WHAT YOU ARE ASKED TO DO
Transcribe the stretch of the summary judgment passage from "Rule 56(a) of" through "72, 74 (D.Conn.1987).".
** Begin TEXT PROVIDED **
Rule 56(a) of the Federal Rules of Civil Procedure provides that summary judgment shall be granted if the pleadings, depositions, interrogatories and affidavits, if any, show that there is no genuine issue of material fact and that the moving party is entitled to judgment as a matter of law. Facts that might affect the outcome of the suit under governing substantive law are considered material and properly preclude the entry of summary judgment. Nichols v. Planning and Zoning Commission of the Town of Stratford, 667 F.Supp. 72, 74 (D.Conn.1987).

Inferences to be drawn from the underlying facts on summary judgment must be viewed in the light most favorable to the non-moving party Matsushita Elec. Indus. Co. v. Zenith Radio, 475 U.S. 574, 587, 106 S.Ct. 1348, 1356, 89 L.Ed.2d 538 (1986), and all ambiguities must be resolved in favor of the party defending against the motion. Eastway Construction Corp. v. City of New York, 762 F.2d 243, 249 (2d Cir.1985), cert. denied, 484 U.S. 918, 108 S.Ct. 269, 98 L.Ed.2d 226 (1987). On a motion for summary judgment, “the court cannot try issues of fact; it can only determine whether there are issues to be tried.” Schering Corp. v. Home Ins. Co., 712 F.2d 4, 9 (2d Cir.1983). Moreover, summary judgment is ordinarily inappropriate where intent and motive are at issue. Montana v. First Federal Savings and Loan Association, 869 F.2d 100, 103 (2d Cir.1989). Since intent is always an issue in employment discrimination cases, summary judgment is especially disfavored in these cases. EEOC v. Home Ins., 672 F.2d 252 (2d Cir.1982).
** End TEXT PROVIDED **
** Begin INFORMATION GIVEN **
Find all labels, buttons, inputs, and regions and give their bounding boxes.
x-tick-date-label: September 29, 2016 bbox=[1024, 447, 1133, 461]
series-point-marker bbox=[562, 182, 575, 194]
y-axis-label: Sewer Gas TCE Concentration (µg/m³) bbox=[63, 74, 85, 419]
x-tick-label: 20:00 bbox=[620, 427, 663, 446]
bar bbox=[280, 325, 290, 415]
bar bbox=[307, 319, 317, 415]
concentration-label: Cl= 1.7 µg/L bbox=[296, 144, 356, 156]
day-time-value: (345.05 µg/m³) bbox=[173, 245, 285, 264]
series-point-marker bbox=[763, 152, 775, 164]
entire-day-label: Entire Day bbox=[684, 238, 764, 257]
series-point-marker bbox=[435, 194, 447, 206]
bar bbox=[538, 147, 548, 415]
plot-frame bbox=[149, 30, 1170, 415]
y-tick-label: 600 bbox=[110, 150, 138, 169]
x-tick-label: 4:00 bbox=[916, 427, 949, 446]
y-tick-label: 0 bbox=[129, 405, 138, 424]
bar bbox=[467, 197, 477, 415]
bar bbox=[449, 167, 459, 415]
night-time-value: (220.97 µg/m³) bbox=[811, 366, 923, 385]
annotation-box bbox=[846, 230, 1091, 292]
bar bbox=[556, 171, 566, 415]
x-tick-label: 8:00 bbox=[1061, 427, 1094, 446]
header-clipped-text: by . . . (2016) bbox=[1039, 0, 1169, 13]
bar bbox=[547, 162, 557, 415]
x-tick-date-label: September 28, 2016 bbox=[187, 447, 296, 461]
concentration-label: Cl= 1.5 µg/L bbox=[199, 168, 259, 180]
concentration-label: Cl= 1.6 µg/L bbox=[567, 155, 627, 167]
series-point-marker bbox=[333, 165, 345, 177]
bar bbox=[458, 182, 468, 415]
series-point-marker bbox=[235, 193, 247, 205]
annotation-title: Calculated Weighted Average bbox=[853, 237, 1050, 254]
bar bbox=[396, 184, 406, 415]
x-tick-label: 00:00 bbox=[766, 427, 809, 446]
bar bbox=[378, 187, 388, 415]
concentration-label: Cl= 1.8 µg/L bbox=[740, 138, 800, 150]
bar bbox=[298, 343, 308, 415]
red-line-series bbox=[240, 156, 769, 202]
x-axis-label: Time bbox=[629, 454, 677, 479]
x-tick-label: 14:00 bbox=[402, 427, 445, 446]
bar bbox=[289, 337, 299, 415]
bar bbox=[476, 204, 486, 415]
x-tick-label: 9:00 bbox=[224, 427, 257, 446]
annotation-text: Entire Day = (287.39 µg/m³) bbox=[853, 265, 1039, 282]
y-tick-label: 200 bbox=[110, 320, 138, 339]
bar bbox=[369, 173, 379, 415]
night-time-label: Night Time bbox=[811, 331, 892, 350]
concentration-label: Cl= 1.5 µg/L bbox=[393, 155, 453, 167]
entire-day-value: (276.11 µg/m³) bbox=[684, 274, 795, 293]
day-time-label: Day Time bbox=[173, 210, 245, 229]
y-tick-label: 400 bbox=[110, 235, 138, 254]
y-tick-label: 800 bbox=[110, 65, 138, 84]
** End INFORMATION GIVEN **
** Begin INFORMATION GIVEN **
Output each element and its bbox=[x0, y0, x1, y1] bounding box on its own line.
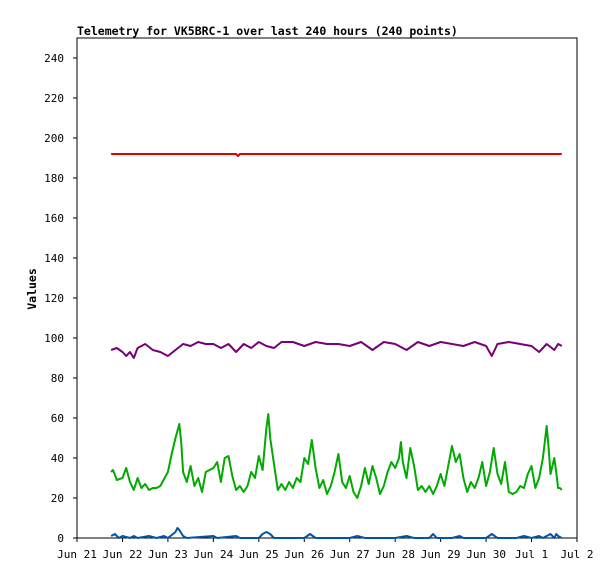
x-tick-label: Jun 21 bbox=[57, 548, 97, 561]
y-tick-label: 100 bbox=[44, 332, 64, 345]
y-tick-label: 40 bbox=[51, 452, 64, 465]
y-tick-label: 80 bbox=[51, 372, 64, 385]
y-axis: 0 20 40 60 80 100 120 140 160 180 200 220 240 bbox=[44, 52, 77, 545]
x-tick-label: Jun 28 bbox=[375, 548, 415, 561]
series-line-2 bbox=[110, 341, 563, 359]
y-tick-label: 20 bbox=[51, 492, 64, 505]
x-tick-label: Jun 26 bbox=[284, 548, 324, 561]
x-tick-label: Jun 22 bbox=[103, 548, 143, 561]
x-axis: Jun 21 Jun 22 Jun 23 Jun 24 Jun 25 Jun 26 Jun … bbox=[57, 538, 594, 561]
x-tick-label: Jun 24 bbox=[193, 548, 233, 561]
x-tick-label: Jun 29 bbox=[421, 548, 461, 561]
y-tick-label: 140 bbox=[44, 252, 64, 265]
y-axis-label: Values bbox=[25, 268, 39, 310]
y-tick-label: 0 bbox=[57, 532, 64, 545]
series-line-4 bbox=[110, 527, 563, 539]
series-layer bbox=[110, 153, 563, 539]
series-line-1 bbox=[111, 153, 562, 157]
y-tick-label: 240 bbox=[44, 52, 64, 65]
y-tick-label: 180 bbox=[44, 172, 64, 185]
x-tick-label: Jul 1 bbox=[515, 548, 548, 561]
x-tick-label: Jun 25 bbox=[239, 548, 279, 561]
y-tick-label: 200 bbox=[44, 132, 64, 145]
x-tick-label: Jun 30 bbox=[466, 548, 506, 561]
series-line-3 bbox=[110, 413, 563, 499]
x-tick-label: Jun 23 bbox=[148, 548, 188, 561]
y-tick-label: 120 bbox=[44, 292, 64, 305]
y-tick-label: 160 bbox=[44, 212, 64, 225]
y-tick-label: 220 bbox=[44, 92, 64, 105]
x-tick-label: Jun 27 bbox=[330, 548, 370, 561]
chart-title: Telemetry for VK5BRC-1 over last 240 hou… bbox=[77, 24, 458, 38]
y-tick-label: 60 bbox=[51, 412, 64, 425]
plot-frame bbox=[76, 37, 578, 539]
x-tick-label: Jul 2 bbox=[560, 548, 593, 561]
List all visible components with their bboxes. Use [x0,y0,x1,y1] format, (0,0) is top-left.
** End INFORMATION GIVEN **
COMPLETE OUTPUT
Rule 56(a) of the Federal Rules of Civil Procedure provides that summary judgment shall be granted if the pleadings, depositions, interrogatories and affidavits, if any, show that there is no genuine issue of material fact and that the moving party is entitled to judgment as a matter of law. Facts that might affect the outcome of the suit under governing substantive law are considered material and properly preclude the entry of summary judgment. Nichols v. Planning and Zoning Commission of the Town of Stratford, 667 F.Supp. 72, 74 (D.Conn.1987).